**What this task involves**:
Report only how many lines hold the word "name".

═══ Supplied data

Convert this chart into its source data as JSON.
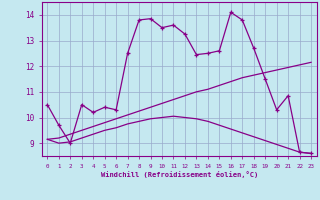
{
  "xlabel": "Windchill (Refroidissement éolien,°C)",
  "bg_color": "#c5e8f0",
  "line_color": "#880088",
  "grid_color": "#99aacc",
  "xlim": [
    -0.5,
    23.5
  ],
  "ylim": [
    8.5,
    14.5
  ],
  "yticks": [
    9,
    10,
    11,
    12,
    13,
    14
  ],
  "xticks": [
    0,
    1,
    2,
    3,
    4,
    5,
    6,
    7,
    8,
    9,
    10,
    11,
    12,
    13,
    14,
    15,
    16,
    17,
    18,
    19,
    20,
    21,
    22,
    23
  ],
  "curve1_x": [
    0,
    1,
    2,
    3,
    4,
    5,
    6,
    7,
    8,
    9,
    10,
    11,
    12,
    13,
    14,
    15,
    16,
    17,
    18,
    19,
    20,
    21,
    22,
    23
  ],
  "curve1_y": [
    10.5,
    9.7,
    9.0,
    10.5,
    10.2,
    10.4,
    10.3,
    12.5,
    13.8,
    13.85,
    13.5,
    13.6,
    13.25,
    12.45,
    12.5,
    12.6,
    14.1,
    13.8,
    12.7,
    11.5,
    10.3,
    10.85,
    8.65,
    8.6
  ],
  "curve2_x": [
    0,
    1,
    2,
    3,
    4,
    5,
    6,
    7,
    8,
    9,
    10,
    11,
    12,
    13,
    14,
    15,
    16,
    17,
    18,
    19,
    20,
    21,
    22,
    23
  ],
  "curve2_y": [
    9.15,
    9.0,
    9.05,
    9.2,
    9.35,
    9.5,
    9.6,
    9.75,
    9.85,
    9.95,
    10.0,
    10.05,
    10.0,
    9.95,
    9.85,
    9.7,
    9.55,
    9.4,
    9.25,
    9.1,
    8.95,
    8.8,
    8.65,
    8.6
  ],
  "curve3_x": [
    0,
    1,
    2,
    3,
    4,
    5,
    6,
    7,
    8,
    9,
    10,
    11,
    12,
    13,
    14,
    15,
    16,
    17,
    18,
    19,
    20,
    21,
    22,
    23
  ],
  "curve3_y": [
    9.15,
    9.2,
    9.35,
    9.5,
    9.65,
    9.8,
    9.95,
    10.1,
    10.25,
    10.4,
    10.55,
    10.7,
    10.85,
    11.0,
    11.1,
    11.25,
    11.4,
    11.55,
    11.65,
    11.75,
    11.85,
    11.95,
    12.05,
    12.15
  ]
}
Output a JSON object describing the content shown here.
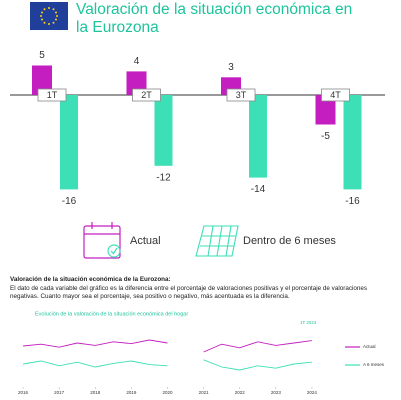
{
  "chart_data": [
    {
      "type": "bar",
      "title": "Valoración de la situación económica en la Eurozona",
      "categories": [
        "1T",
        "2T",
        "3T",
        "4T"
      ],
      "series": [
        {
          "name": "Actual",
          "color": "#c41ec0",
          "values": [
            5,
            4,
            3,
            -5
          ]
        },
        {
          "name": "Dentro de 6 meses",
          "color": "#3ddfb6",
          "values": [
            -16,
            -12,
            -14,
            -16
          ]
        }
      ],
      "description_title": "Valoración de la situación económica de la Eurozona:",
      "description": "El dato de cada variable del gráfico es la diferencia entre el porcentaje de valoraciones positivas y el porcentaje de valoraciones negativas. Cuanto mayor sea el porcentaje, sea positivo o negativo, más acentuada es la diferencia."
    },
    {
      "type": "line",
      "title": "Evolución de la valoración de la situación económica del hogar",
      "annotation": "1T 2024",
      "x": [
        2016,
        2016.5,
        2017,
        2017.5,
        2018,
        2018.5,
        2019,
        2019.5,
        2020,
        2020.5,
        2021,
        2021.5,
        2022,
        2022.5,
        2023,
        2023.5,
        2024
      ],
      "series": [
        {
          "name": "Actual",
          "color": "#c41ec0",
          "values": [
            5,
            8,
            3,
            10,
            6,
            12,
            9,
            15,
            10,
            null,
            -5,
            8,
            2,
            12,
            6,
            10,
            14
          ]
        },
        {
          "name": "A 6 meses",
          "color": "#3ddfb6",
          "values": [
            -25,
            -20,
            -28,
            -22,
            -30,
            -24,
            -20,
            -26,
            -28,
            null,
            -18,
            -30,
            -35,
            -28,
            -32,
            -25,
            -22
          ]
        }
      ],
      "xlim": [
        2015.5,
        2024.5
      ],
      "xticks": [
        2016,
        2017,
        2018,
        2019,
        2020,
        2021,
        2022,
        2023,
        2024
      ],
      "ylim": [
        -60,
        40
      ]
    }
  ]
}
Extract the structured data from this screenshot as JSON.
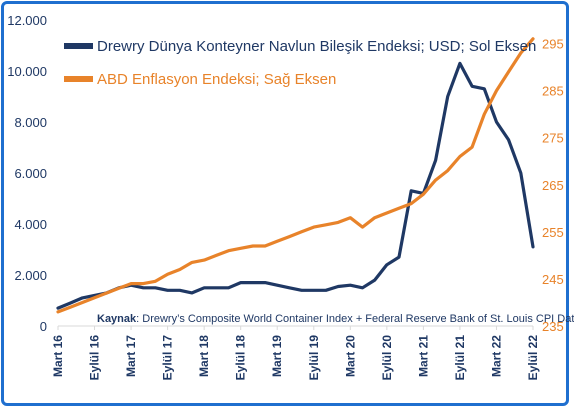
{
  "chart_data": {
    "type": "line",
    "legend_position": "top-left",
    "grid": false,
    "series": [
      {
        "name": "Drewry Dünya Konteyner Navlun Bileşik Endeksi; USD; Sol Eksen",
        "axis": "left",
        "color": "#1f3864",
        "points": [
          [
            "2016-03",
            700
          ],
          [
            "2016-05",
            900
          ],
          [
            "2016-07",
            1100
          ],
          [
            "2016-09",
            1200
          ],
          [
            "2016-11",
            1300
          ],
          [
            "2017-01",
            1500
          ],
          [
            "2017-03",
            1600
          ],
          [
            "2017-05",
            1500
          ],
          [
            "2017-07",
            1500
          ],
          [
            "2017-09",
            1400
          ],
          [
            "2017-11",
            1400
          ],
          [
            "2018-01",
            1300
          ],
          [
            "2018-03",
            1500
          ],
          [
            "2018-05",
            1500
          ],
          [
            "2018-07",
            1500
          ],
          [
            "2018-09",
            1700
          ],
          [
            "2018-11",
            1700
          ],
          [
            "2019-01",
            1700
          ],
          [
            "2019-03",
            1600
          ],
          [
            "2019-05",
            1500
          ],
          [
            "2019-07",
            1400
          ],
          [
            "2019-09",
            1400
          ],
          [
            "2019-11",
            1400
          ],
          [
            "2020-01",
            1550
          ],
          [
            "2020-03",
            1600
          ],
          [
            "2020-05",
            1500
          ],
          [
            "2020-07",
            1800
          ],
          [
            "2020-09",
            2400
          ],
          [
            "2020-11",
            2700
          ],
          [
            "2021-01",
            5300
          ],
          [
            "2021-03",
            5200
          ],
          [
            "2021-05",
            6500
          ],
          [
            "2021-07",
            9000
          ],
          [
            "2021-09",
            10300
          ],
          [
            "2021-11",
            9400
          ],
          [
            "2022-01",
            9300
          ],
          [
            "2022-03",
            8000
          ],
          [
            "2022-05",
            7300
          ],
          [
            "2022-07",
            6000
          ],
          [
            "2022-09",
            3100
          ]
        ]
      },
      {
        "name": "ABD Enflasyon Endeksi; Sağ Eksen",
        "axis": "right",
        "color": "#e8832a",
        "points": [
          [
            "2016-03",
            238
          ],
          [
            "2016-05",
            239
          ],
          [
            "2016-07",
            240
          ],
          [
            "2016-09",
            241
          ],
          [
            "2016-11",
            242
          ],
          [
            "2017-01",
            243
          ],
          [
            "2017-03",
            244
          ],
          [
            "2017-05",
            244
          ],
          [
            "2017-07",
            244.5
          ],
          [
            "2017-09",
            246
          ],
          [
            "2017-11",
            247
          ],
          [
            "2018-01",
            248.5
          ],
          [
            "2018-03",
            249
          ],
          [
            "2018-05",
            250
          ],
          [
            "2018-07",
            251
          ],
          [
            "2018-09",
            251.5
          ],
          [
            "2018-11",
            252
          ],
          [
            "2019-01",
            252
          ],
          [
            "2019-03",
            253
          ],
          [
            "2019-05",
            254
          ],
          [
            "2019-07",
            255
          ],
          [
            "2019-09",
            256
          ],
          [
            "2019-11",
            256.5
          ],
          [
            "2020-01",
            257
          ],
          [
            "2020-03",
            258
          ],
          [
            "2020-05",
            256
          ],
          [
            "2020-07",
            258
          ],
          [
            "2020-09",
            259
          ],
          [
            "2020-11",
            260
          ],
          [
            "2021-01",
            261
          ],
          [
            "2021-03",
            263
          ],
          [
            "2021-05",
            266
          ],
          [
            "2021-07",
            268
          ],
          [
            "2021-09",
            271
          ],
          [
            "2021-11",
            273
          ],
          [
            "2022-01",
            280
          ],
          [
            "2022-03",
            285
          ],
          [
            "2022-05",
            289
          ],
          [
            "2022-07",
            293
          ],
          [
            "2022-09",
            296
          ]
        ]
      }
    ],
    "left_axis": {
      "ylim": [
        0,
        12000
      ],
      "ticks": [
        "0",
        "2.000",
        "4.000",
        "6.000",
        "8.000",
        "10.000",
        "12.000"
      ]
    },
    "right_axis": {
      "ylim": [
        235,
        300
      ],
      "ticks": [
        "235",
        "245",
        "255",
        "265",
        "275",
        "285",
        "295"
      ]
    },
    "x_axis": {
      "range": [
        "2016-03",
        "2022-09"
      ],
      "ticks": [
        [
          "2016-03",
          "Mart 16"
        ],
        [
          "2016-09",
          "Eylül 16"
        ],
        [
          "2017-03",
          "Mart 17"
        ],
        [
          "2017-09",
          "Eylül 17"
        ],
        [
          "2018-03",
          "Mart 18"
        ],
        [
          "2018-09",
          "Eylül 18"
        ],
        [
          "2019-03",
          "Mart 19"
        ],
        [
          "2019-09",
          "Eylül 19"
        ],
        [
          "2020-03",
          "Mart 20"
        ],
        [
          "2020-09",
          "Eylül 20"
        ],
        [
          "2021-03",
          "Mart 21"
        ],
        [
          "2021-09",
          "Eylül 21"
        ],
        [
          "2022-03",
          "Mart 22"
        ],
        [
          "2022-09",
          "Eylül 22"
        ]
      ]
    },
    "source_label": "Kaynak",
    "source_text": ": Drewry’s Composite World Container Index + Federal Reserve Bank of St. Louis CPI Data"
  }
}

══════

**Solution to this task**:
6